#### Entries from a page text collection
§ §

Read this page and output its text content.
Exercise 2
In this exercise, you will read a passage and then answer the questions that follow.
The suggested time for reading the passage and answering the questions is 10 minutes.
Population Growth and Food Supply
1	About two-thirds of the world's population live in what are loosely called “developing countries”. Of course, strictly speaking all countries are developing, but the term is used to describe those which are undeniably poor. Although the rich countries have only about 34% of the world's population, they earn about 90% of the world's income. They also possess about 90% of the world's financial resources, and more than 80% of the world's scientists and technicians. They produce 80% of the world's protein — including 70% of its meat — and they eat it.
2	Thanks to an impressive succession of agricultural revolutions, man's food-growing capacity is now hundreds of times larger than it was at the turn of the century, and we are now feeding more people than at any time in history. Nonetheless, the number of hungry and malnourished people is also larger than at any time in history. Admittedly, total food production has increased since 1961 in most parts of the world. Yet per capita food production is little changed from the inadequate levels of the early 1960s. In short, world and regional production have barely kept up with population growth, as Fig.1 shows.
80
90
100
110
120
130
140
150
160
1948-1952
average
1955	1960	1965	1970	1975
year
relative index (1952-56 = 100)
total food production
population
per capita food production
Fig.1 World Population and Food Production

§ §

Show every line of the records above that contains the word "questions".

#### Exercise response
In this exercise, you will read a passage and then answer the questions that follow.
The suggested time for reading the passage and answering the questions is 10 minutes.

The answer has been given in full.